───── Data ─────

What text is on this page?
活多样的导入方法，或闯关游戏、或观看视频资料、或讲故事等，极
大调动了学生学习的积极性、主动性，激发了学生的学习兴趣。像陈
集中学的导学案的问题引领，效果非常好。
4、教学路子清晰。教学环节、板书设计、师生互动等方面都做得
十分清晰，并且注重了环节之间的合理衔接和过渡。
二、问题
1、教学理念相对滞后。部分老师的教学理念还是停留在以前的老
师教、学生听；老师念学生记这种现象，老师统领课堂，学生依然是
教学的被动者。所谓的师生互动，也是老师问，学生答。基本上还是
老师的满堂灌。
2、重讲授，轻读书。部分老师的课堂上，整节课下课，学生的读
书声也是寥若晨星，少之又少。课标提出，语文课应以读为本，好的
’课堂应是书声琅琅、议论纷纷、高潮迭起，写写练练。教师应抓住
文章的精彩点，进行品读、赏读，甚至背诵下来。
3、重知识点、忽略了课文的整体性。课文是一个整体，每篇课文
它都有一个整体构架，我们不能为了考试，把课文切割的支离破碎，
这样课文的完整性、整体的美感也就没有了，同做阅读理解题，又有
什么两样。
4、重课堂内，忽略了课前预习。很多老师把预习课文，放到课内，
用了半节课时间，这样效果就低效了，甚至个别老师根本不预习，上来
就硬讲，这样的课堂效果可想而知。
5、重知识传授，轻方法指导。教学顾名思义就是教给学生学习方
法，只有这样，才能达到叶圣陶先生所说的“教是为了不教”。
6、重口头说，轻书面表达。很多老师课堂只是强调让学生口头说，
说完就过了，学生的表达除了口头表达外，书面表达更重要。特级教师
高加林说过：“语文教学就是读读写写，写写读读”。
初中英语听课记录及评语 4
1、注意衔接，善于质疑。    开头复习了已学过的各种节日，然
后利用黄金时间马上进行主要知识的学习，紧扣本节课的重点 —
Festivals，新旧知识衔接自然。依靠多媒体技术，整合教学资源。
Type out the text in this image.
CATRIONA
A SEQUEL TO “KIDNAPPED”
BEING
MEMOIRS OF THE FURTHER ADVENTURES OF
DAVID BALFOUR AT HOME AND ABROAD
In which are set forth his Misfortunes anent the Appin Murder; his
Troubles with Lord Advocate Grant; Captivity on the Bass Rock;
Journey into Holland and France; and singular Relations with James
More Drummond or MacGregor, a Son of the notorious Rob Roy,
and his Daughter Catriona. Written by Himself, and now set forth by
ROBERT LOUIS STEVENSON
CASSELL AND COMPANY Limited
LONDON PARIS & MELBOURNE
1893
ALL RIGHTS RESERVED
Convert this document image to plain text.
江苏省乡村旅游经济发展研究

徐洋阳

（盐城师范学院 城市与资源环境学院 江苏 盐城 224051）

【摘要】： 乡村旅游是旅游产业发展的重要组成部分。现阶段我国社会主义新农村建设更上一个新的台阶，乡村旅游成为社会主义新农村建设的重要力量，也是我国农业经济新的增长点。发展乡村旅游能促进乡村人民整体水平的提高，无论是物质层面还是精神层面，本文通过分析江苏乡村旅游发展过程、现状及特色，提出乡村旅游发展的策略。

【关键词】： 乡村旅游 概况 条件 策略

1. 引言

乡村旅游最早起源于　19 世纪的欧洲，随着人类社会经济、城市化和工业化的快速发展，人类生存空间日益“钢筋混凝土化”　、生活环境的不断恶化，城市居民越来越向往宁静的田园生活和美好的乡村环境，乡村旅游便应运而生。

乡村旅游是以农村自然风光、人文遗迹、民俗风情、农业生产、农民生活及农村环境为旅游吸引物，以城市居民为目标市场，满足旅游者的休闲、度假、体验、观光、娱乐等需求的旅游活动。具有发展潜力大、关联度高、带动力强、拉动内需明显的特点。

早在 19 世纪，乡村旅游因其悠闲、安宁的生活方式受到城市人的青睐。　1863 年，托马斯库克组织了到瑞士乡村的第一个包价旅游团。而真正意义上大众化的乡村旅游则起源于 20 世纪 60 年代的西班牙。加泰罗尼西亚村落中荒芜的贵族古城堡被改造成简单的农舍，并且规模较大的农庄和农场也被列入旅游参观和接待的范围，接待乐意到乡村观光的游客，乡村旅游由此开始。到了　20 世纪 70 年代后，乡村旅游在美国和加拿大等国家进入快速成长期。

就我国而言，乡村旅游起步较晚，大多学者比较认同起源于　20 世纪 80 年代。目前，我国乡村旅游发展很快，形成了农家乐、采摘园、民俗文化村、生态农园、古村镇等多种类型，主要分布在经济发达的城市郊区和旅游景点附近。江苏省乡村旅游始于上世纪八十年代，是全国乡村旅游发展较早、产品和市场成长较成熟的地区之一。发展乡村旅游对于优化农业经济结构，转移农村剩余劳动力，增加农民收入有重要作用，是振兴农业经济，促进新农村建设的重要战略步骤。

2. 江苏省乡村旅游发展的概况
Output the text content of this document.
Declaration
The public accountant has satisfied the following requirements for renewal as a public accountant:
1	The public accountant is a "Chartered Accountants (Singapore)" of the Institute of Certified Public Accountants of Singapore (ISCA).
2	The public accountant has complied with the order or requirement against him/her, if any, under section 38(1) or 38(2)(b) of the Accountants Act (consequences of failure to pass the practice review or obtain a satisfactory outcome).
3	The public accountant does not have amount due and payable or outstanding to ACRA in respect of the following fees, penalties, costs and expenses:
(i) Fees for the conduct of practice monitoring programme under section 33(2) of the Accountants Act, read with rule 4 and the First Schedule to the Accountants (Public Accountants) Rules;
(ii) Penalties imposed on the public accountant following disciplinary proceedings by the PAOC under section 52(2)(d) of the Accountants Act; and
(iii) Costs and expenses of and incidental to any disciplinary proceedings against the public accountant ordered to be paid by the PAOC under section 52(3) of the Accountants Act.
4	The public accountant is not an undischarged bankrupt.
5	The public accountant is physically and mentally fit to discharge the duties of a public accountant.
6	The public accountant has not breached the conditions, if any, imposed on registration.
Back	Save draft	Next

─────

The records above must be repeated exactly, every one of them.

What text is on this page?
活多样的导入方法，或闯关游戏、或观看视频资料、或讲故事等，极
大调动了学生学习的积极性、主动性，激发了学生的学习兴趣。像陈
集中学的导学案的问题引领，效果非常好。
4、教学路子清晰。教学环节、板书设计、师生互动等方面都做得
十分清晰，并且注重了环节之间的合理衔接和过渡。
二、问题
1、教学理念相对滞后。部分老师的教学理念还是停留在以前的老
师教、学生听；老师念学生记这种现象，老师统领课堂，学生依然是
教学的被动者。所谓的师生互动，也是老师问，学生答。基本上还是
老师的满堂灌。
2、重讲授，轻读书。部分老师的课堂上，整节课下课，学生的读
书声也是寥若晨星，少之又少。课标提出，语文课应以读为本，好的
’课堂应是书声琅琅、议论纷纷、高潮迭起，写写练练。教师应抓住
文章的精彩点，进行品读、赏读，甚至背诵下来。
3、重知识点、忽略了课文的整体性。课文是一个整体，每篇课文
它都有一个整体构架，我们不能为了考试，把课文切割的支离破碎，
这样课文的完整性、整体的美感也就没有了，同做阅读理解题，又有
什么两样。
4、重课堂内，忽略了课前预习。很多老师把预习课文，放到课内，
用了半节课时间，这样效果就低效了，甚至个别老师根本不预习，上来
就硬讲，这样的课堂效果可想而知。
5、重知识传授，轻方法指导。教学顾名思义就是教给学生学习方
法，只有这样，才能达到叶圣陶先生所说的“教是为了不教”。
6、重口头说，轻书面表达。很多老师课堂只是强调让学生口头说，
说完就过了，学生的表达除了口头表达外，书面表达更重要。特级教师
高加林说过：“语文教学就是读读写写，写写读读”。
初中英语听课记录及评语 4
1、注意衔接，善于质疑。    开头复习了已学过的各种节日，然
后利用黄金时间马上进行主要知识的学习，紧扣本节课的重点 —
Festivals，新旧知识衔接自然。依靠多媒体技术，整合教学资源。
Type out the text in this image.
CATRIONA
A SEQUEL TO “KIDNAPPED”
BEING
MEMOIRS OF THE FURTHER ADVENTURES OF
DAVID BALFOUR AT HOME AND ABROAD
In which are set forth his Misfortunes anent the Appin Murder; his
Troubles with Lord Advocate Grant; Captivity on the Bass Rock;
Journey into Holland and France; and singular Relations with James
More Drummond or MacGregor, a Son of the notorious Rob Roy,
and his Daughter Catriona. Written by Himself, and now set forth by
ROBERT LOUIS STEVENSON
CASSELL AND COMPANY Limited
LONDON PARIS & MELBOURNE
1893
ALL RIGHTS RESERVED
Convert this document image to plain text.
江苏省乡村旅游经济发展研究

徐洋阳

（盐城师范学院 城市与资源环境学院 江苏 盐城 224051）

【摘要】： 乡村旅游是旅游产业发展的重要组成部分。现阶段我国社会主义新农村建设更上一个新的台阶，乡村旅游成为社会主义新农村建设的重要力量，也是我国农业经济新的增长点。发展乡村旅游能促进乡村人民整体水平的提高，无论是物质层面还是精神层面，本文通过分析江苏乡村旅游发展过程、现状及特色，提出乡村旅游发展的策略。

【关键词】： 乡村旅游 概况 条件 策略

1. 引言

乡村旅游最早起源于　19 世纪的欧洲，随着人类社会经济、城市化和工业化的快速发展，人类生存空间日益“钢筋混凝土化”　、生活环境的不断恶化，城市居民越来越向往宁静的田园生活和美好的乡村环境，乡村旅游便应运而生。

乡村旅游是以农村自然风光、人文遗迹、民俗风情、农业生产、农民生活及农村环境为旅游吸引物，以城市居民为目标市场，满足旅游者的休闲、度假、体验、观光、娱乐等需求的旅游活动。具有发展潜力大、关联度高、带动力强、拉动内需明显的特点。

早在 19 世纪，乡村旅游因其悠闲、安宁的生活方式受到城市人的青睐。　1863 年，托马斯库克组织了到瑞士乡村的第一个包价旅游团。而真正意义上大众化的乡村旅游则起源于 20 世纪 60 年代的西班牙。加泰罗尼西亚村落中荒芜的贵族古城堡被改造成简单的农舍，并且规模较大的农庄和农场也被列入旅游参观和接待的范围，接待乐意到乡村观光的游客，乡村旅游由此开始。到了　20 世纪 70 年代后，乡村旅游在美国和加拿大等国家进入快速成长期。

就我国而言，乡村旅游起步较晚，大多学者比较认同起源于　20 世纪 80 年代。目前，我国乡村旅游发展很快，形成了农家乐、采摘园、民俗文化村、生态农园、古村镇等多种类型，主要分布在经济发达的城市郊区和旅游景点附近。江苏省乡村旅游始于上世纪八十年代，是全国乡村旅游发展较早、产品和市场成长较成熟的地区之一。发展乡村旅游对于优化农业经济结构，转移农村剩余劳动力，增加农民收入有重要作用，是振兴农业经济，促进新农村建设的重要战略步骤。

2. 江苏省乡村旅游发展的概况
Output the text content of this document.
Declaration
The public accountant has satisfied the following requirements for renewal as a public accountant:
1	The public accountant is a "Chartered Accountants (Singapore)" of the Institute of Certified Public Accountants of Singapore (ISCA).
2	The public accountant has complied with the order or requirement against him/her, if any, under section 38(1) or 38(2)(b) of the Accountants Act (consequences of failure to pass the practice review or obtain a satisfactory outcome).
3	The public accountant does not have amount due and payable or outstanding to ACRA in respect of the following fees, penalties, costs and expenses:
(i) Fees for the conduct of practice monitoring programme under section 33(2) of the Accountants Act, read with rule 4 and the First Schedule to the Accountants (Public Accountants) Rules;
(ii) Penalties imposed on the public accountant following disciplinary proceedings by the PAOC under section 52(2)(d) of the Accountants Act; and
(iii) Costs and expenses of and incidental to any disciplinary proceedings against the public accountant ordered to be paid by the PAOC under section 52(3) of the Accountants Act.
4	The public accountant is not an undischarged bankrupt.
5	The public accountant is physically and mentally fit to discharge the duties of a public accountant.
6	The public accountant has not breached the conditions, if any, imposed on registration.
Back	Save draft	Next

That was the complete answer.